**Exercise aim**
Pick out the lines in the listing below that contain the word "given" and copy them.

**Data provided**
%%

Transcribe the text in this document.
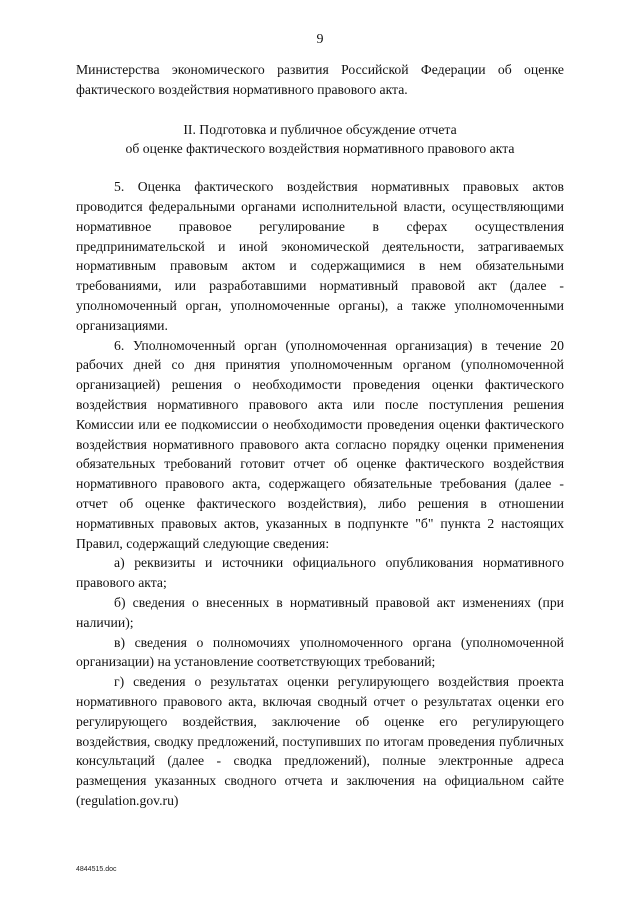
9

Министерства экономического развития Российской Федерации об оценке фактического воздействия нормативного правового акта.

II. Подготовка и публичное обсуждение отчета
об оценке фактического воздействия нормативного правового акта

5. Оценка фактического воздействия нормативных правовых актов проводится федеральными органами исполнительной власти, осуществляющими нормативное правовое регулирование в сферах осуществления предпринимательской и иной экономической деятельности, затрагиваемых нормативным правовым актом и содержащимися в нем обязательными требованиями, или разработавшими нормативный правовой акт (далее - уполномоченный орган, уполномоченные органы), а также уполномоченными организациями.

6. Уполномоченный орган (уполномоченная организация) в течение 20 рабочих дней со дня принятия уполномоченным органом (уполномоченной организацией) решения о необходимости проведения оценки фактического воздействия нормативного правового акта или после поступления решения Комиссии или ее подкомиссии о необходимости проведения оценки фактического воздействия нормативного правового акта согласно порядку оценки применения обязательных требований готовит отчет об оценке фактического воздействия нормативного правового акта, содержащего обязательные требования (далее - отчет об оценке фактического воздействия), либо решения в отношении нормативных правовых актов, указанных в подпункте "б" пункта 2 настоящих Правил, содержащий следующие сведения:

а) реквизиты и источники официального опубликования нормативного правового акта;

б) сведения о внесенных в нормативный правовой акт изменениях (при наличии);

в) сведения о полномочиях уполномоченного органа (уполномоченной организации) на установление соответствующих требований;

г) сведения о результатах оценки регулирующего воздействия проекта нормативного правового акта, включая сводный отчет о результатах оценки его регулирующего воздействия, заключение об оценке его регулирующего воздействия, сводку предложений, поступивших по итогам проведения публичных консультаций (далее - сводка предложений), полные электронные адреса размещения указанных сводного отчета и заключения на официальном сайте (regulation.gov.ru)

4844515.doc
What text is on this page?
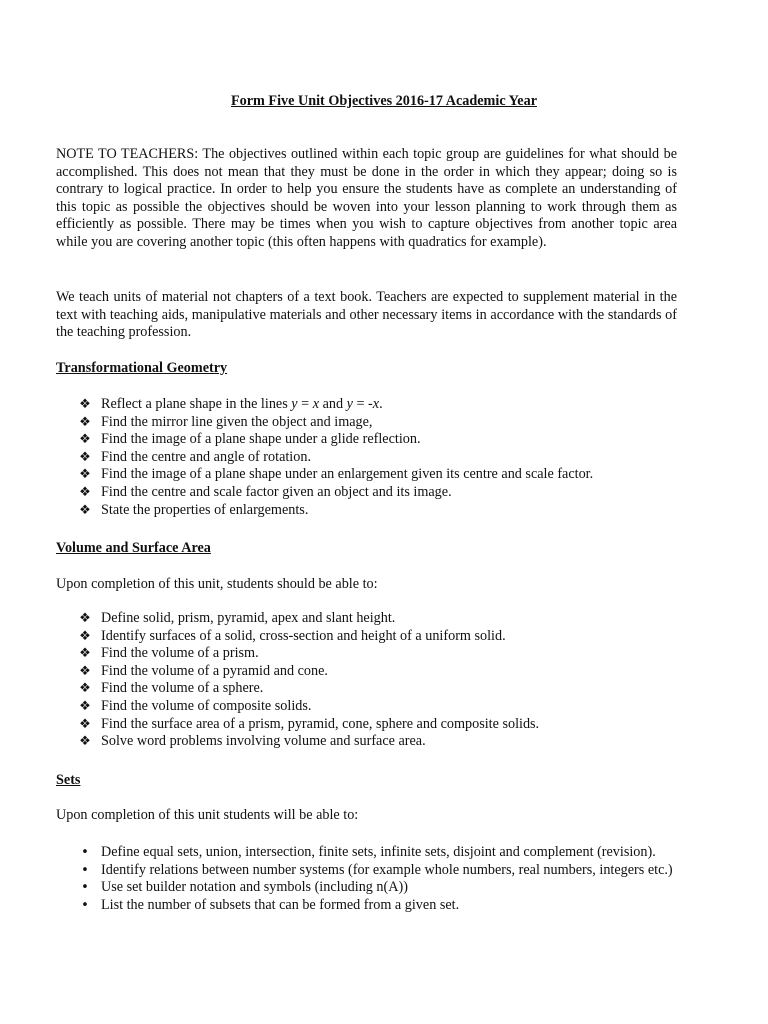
Form Five Unit Objectives 2016-17 Academic Year

NOTE TO TEACHERS: The objectives outlined within each topic group are guidelines for what should be accomplished. This does not mean that they must be done in the order in which they appear; doing so is contrary to logical practice. In order to help you ensure the students have as complete an understanding of this topic as possible the objectives should be woven into your lesson planning to work through them as efficiently as possible. There may be times when you wish to capture objectives from another topic area while you are covering another topic (this often happens with quadratics for example).

We teach units of material not chapters of a text book. Teachers are expected to supplement material in the text with teaching aids, manipulative materials and other necessary items in accordance with the standards of the teaching profession.

Transformational Geometry
❖ Reflect a plane shape in the lines y = x and y = -x.
❖ Find the mirror line given the object and image,
❖ Find the image of a plane shape under a glide reflection.
❖ Find the centre and angle of rotation.
❖ Find the image of a plane shape under an enlargement given its centre and scale factor.
❖ Find the centre and scale factor given an object and its image.
❖ State the properties of enlargements.
Volume and Surface Area

Upon completion of this unit, students should be able to:

❖ Define solid, prism, pyramid, apex and slant height.
❖ Identify surfaces of a solid, cross-section and height of a uniform solid.
❖ Find the volume of a prism.
❖ Find the volume of a pyramid and cone.
❖ Find the volume of a sphere.
❖ Find the volume of composite solids.
❖ Find the surface area of a prism, pyramid, cone, sphere and composite solids.
❖ Solve word problems involving volume and surface area.
Sets

Upon completion of this unit students will be able to:

• Define equal sets, union, intersection, finite sets, infinite sets, disjoint and complement (revision).
• Identify relations between number systems (for example whole numbers, real numbers, integers etc.)
• Use set builder notation and symbols (including n(A))
• List the number of subsets that can be formed from a given set.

%%

**Finished exercise**
❖ Find the mirror line given the object and image,
❖ Find the image of a plane shape under an enlargement given its centre and scale factor.
❖ Find the centre and scale factor given an object and its image.
• List the number of subsets that can be formed from a given set.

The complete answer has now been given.